• [Brief] Turn every line of the listing below into a numbered list, skipping any blank lines and leaving out the pictures.
____________________
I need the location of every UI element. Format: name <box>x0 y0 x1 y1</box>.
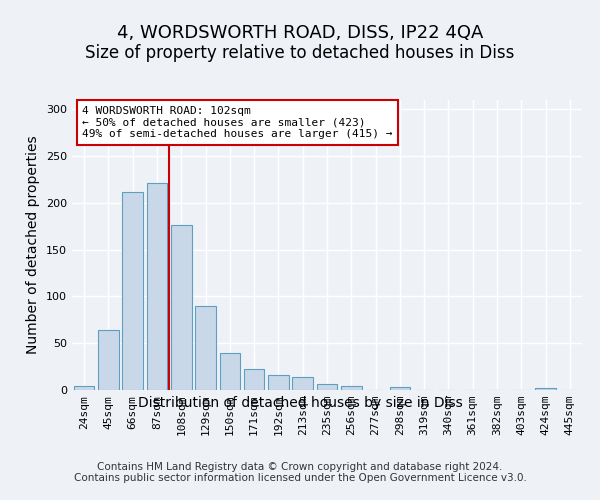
Text: 4, WORDSWORTH ROAD, DISS, IP22 4QA: 4, WORDSWORTH ROAD, DISS, IP22 4QA <box>117 24 483 42</box>
Bar <box>195 306 216 390</box>
Text: 4 WORDSWORTH ROAD: 102sqm
← 50% of detached houses are smaller (423)
49% of semi: 4 WORDSWORTH ROAD: 102sqm ← 50% of detac… <box>82 106 392 139</box>
Y-axis label: Number of detached properties: Number of detached properties <box>26 136 40 354</box>
Bar <box>74 386 94 390</box>
Bar <box>244 370 265 390</box>
Bar <box>389 387 410 390</box>
Bar <box>122 192 143 390</box>
Bar <box>292 377 313 390</box>
Bar <box>341 386 362 390</box>
Text: Contains HM Land Registry data © Crown copyright and database right 2024.
Contai: Contains HM Land Registry data © Crown c… <box>74 462 526 483</box>
Bar <box>268 375 289 390</box>
Bar <box>146 184 167 390</box>
Text: Size of property relative to detached houses in Diss: Size of property relative to detached ho… <box>85 44 515 62</box>
Bar <box>98 330 119 390</box>
Bar <box>535 388 556 390</box>
Text: Distribution of detached houses by size in Diss: Distribution of detached houses by size … <box>137 396 463 409</box>
Bar <box>220 352 240 390</box>
Bar <box>317 384 337 390</box>
Bar <box>171 226 191 390</box>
____________________
• [Answer to the task]
1. I need the location of every UI element. Format: name <box>x0 y0 x1 y1</box>.
2. Text: 4, WORDSWORTH ROAD, DISS, IP22 4QA: 4, WORDSWORTH ROAD, DISS, IP22 4QA <box>117 24 483 42</box>
3. Bar <box>195 306 216 390</box>
4. Text: 4 WORDSWORTH ROAD: 102sqm
5. ← 50% of detached houses are smaller (423)
6. 49% of semi: 4 WORDSWORTH ROAD: 102sqm ← 50% of detac… <box>82 106 392 139</box>
7. Y-axis label: Number of detached properties: Number of detached properties <box>26 136 40 354</box>
8. Bar <box>74 386 94 390</box>
9. Bar <box>244 370 265 390</box>
10. Bar <box>389 387 410 390</box>
11. Bar <box>122 192 143 390</box>
12. Bar <box>292 377 313 390</box>
13. Bar <box>341 386 362 390</box>
14. Text: Contains HM Land Registry data © Crown copyright and database right 2024.
15. Contai: Contains HM Land Registry data © Crown c… <box>74 462 526 483</box>
16. Bar <box>268 375 289 390</box>
17. Bar <box>146 184 167 390</box>
18. Text: Size of property relative to detached houses in Diss: Size of property relative to detached ho… <box>85 44 515 62</box>
19. Bar <box>98 330 119 390</box>
20. Bar <box>535 388 556 390</box>
21. Text: Distribution of detached houses by size in Diss: Distribution of detached houses by size … <box>137 396 463 409</box>
22. Bar <box>220 352 240 390</box>
23. Bar <box>317 384 337 390</box>
24. Bar <box>171 226 191 390</box>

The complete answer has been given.